Given task
Print the records below exactly as they appear.
┌──
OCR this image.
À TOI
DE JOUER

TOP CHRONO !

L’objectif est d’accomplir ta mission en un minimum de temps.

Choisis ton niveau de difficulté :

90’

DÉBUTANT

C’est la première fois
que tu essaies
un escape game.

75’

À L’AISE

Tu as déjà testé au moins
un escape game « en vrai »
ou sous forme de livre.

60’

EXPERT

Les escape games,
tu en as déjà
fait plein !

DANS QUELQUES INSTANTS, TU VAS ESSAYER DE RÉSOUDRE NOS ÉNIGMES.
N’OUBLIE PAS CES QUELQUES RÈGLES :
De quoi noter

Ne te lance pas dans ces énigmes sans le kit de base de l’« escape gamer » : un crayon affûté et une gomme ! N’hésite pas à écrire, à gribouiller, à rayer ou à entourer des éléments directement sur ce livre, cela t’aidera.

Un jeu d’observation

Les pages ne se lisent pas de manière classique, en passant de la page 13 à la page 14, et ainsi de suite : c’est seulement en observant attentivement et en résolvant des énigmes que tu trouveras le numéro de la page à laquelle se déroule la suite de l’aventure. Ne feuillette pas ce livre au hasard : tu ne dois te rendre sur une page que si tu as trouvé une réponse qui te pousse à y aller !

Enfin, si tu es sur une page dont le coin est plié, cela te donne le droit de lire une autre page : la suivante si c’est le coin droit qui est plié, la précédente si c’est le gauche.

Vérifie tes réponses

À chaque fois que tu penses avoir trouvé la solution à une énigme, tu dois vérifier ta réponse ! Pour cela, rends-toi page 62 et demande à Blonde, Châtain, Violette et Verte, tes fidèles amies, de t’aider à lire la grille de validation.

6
└──
Output
OCR this image.
À TOI
DE JOUER

TOP CHRONO !

L’objectif est d’accomplir ta mission en un minimum de temps.

Choisis ton niveau de difficulté :

90’

DÉBUTANT

C’est la première fois
que tu essaies
un escape game.

75’

À L’AISE

Tu as déjà testé au moins
un escape game « en vrai »
ou sous forme de livre.

60’

EXPERT

Les escape games,
tu en as déjà
fait plein !

DANS QUELQUES INSTANTS, TU VAS ESSAYER DE RÉSOUDRE NOS ÉNIGMES.
N’OUBLIE PAS CES QUELQUES RÈGLES :
De quoi noter

Ne te lance pas dans ces énigmes sans le kit de base de l’« escape gamer » : un crayon affûté et une gomme ! N’hésite pas à écrire, à gribouiller, à rayer ou à entourer des éléments directement sur ce livre, cela t’aidera.

Un jeu d’observation

Les pages ne se lisent pas de manière classique, en passant de la page 13 à la page 14, et ainsi de suite : c’est seulement en observant attentivement et en résolvant des énigmes que tu trouveras le numéro de la page à laquelle se déroule la suite de l’aventure. Ne feuillette pas ce livre au hasard : tu ne dois te rendre sur une page que si tu as trouvé une réponse qui te pousse à y aller !

Enfin, si tu es sur une page dont le coin est plié, cela te donne le droit de lire une autre page : la suivante si c’est le coin droit qui est plié, la précédente si c’est le gauche.

Vérifie tes réponses

À chaque fois que tu penses avoir trouvé la solution à une énigme, tu dois vérifier ta réponse ! Pour cela, rends-toi page 62 et demande à Blonde, Châtain, Violette et Verte, tes fidèles amies, de t’aider à lire la grille de validation.

6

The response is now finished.